* What is needed *
Tally the lines holding the string "лева" and reply with that number alone.

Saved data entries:
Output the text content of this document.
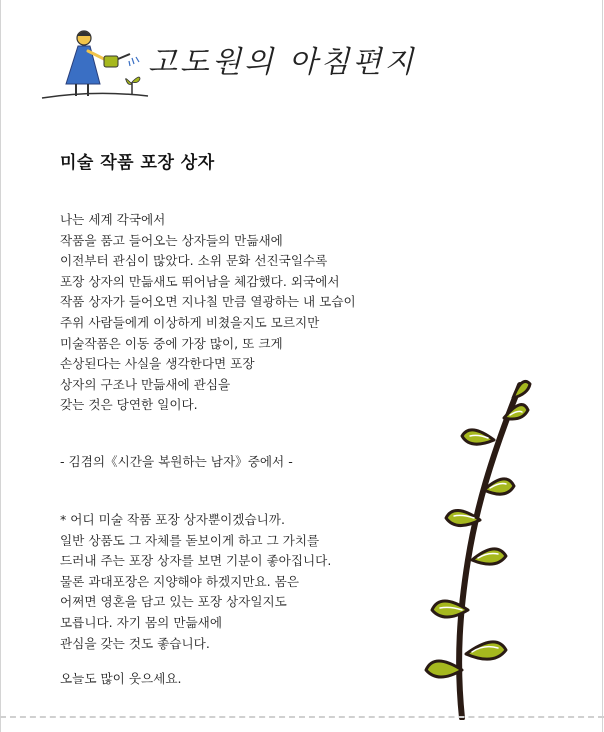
고도원의 아침편지
미술 작품 포장 상자
나는 세계 각국에서
작품을 품고 들어오는 상자들의 만듦새에
이전부터 관심이 많았다. 소위 문화 선진국일수록
포장 상자의 만듦새도 뛰어남을 체감했다. 외국에서
작품 상자가 들어오면 지나칠 만큼 열광하는 내 모습이
주위 사람들에게 이상하게 비쳤을지도 모르지만
미술작품은 이동 중에 가장 많이, 또 크게
손상된다는 사실을 생각한다면 포장
상자의 구조나 만듦새에 관심을
갖는 것은 당연한 일이다.
- 김겸의《시간을 복원하는 남자》중에서 -
* 어디 미술 작품 포장 상자뿐이겠습니까.
일반 상품도 그 자체를 돋보이게 하고 그 가치를
드러내 주는 포장 상자를 보면 기분이 좋아집니다.
물론 과대포장은 지양해야 하겠지만요. 몸은
어쩌면 영혼을 담고 있는 포장 상자일지도
모릅니다. 자기 몸의 만듦새에
관심을 갖는 것도 좋습니다.
오늘도 많이 웃으세요.
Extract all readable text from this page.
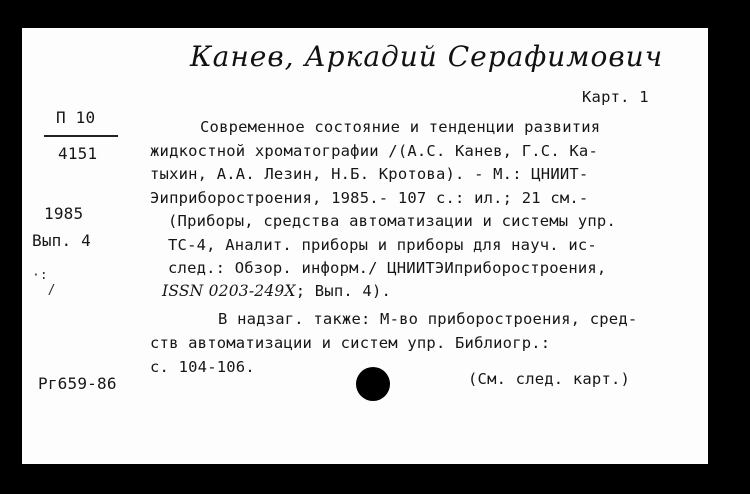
Канев, Аркадий Серафимович
Карт. 1
П 10
4151
1985
Вып. 4
·:
/
Современное состояние и тенденции развития
жидкостной хроматографии /(А.С. Канев, Г.С. Ка-
тыхин, А.А. Лезин, Н.Б. Кротова). - М.: ЦНИИТ-
Эиприборостроения, 1985.- 107 с.: ил.; 21 см.-
(Приборы, средства автоматизации и системы упр.
ТС-4, Аналит. приборы и приборы для науч. ис-
след.: Обзор. информ./ ЦНИИТЭИприборостроения,
ISSN 0203-249X; Вып. 4).
В надзаг. также: М-во приборостроения, сред-
ств автоматизации и систем упр. Библиогр.:
с. 104-106.
Рг659-86	(См. след. карт.)
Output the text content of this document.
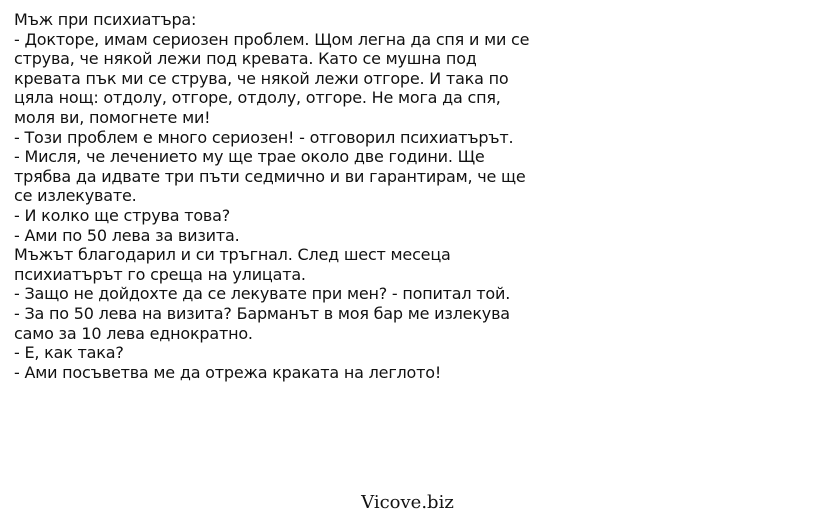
Мъж при психиатъра:
- Докторе, имам сериозен проблем. Щом легна да спя и ми се
струва, че някой лежи под кревата. Като се мушна под
кревата пък ми се струва, че някой лежи отгоре. И така по
цяла нощ: отдолу, отгоре, отдолу, отгоре. Не мога да спя,
моля ви, помогнете ми!
- Този проблем е много сериозен! - отговорил психиатърът.
- Мисля, че лечението му ще трае около две години. Ще
трябва да идвате три пъти седмично и ви гарантирам, че ще
се излекувате.
- И колко ще струва това?
- Ами по 50 лева за визита.
Мъжът благодарил и си тръгнал. След шест месеца
психиатърът го среща на улицата.
- Защо не дойдохте да се лекувате при мен? - попитал той.
- За по 50 лева на визита? Барманът в моя бар ме излекува
само за 10 лева еднократно.
- Е, как така?
- Ами посъветва ме да отрежа краката на леглото!
Vicove.biz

* Expected answer *
3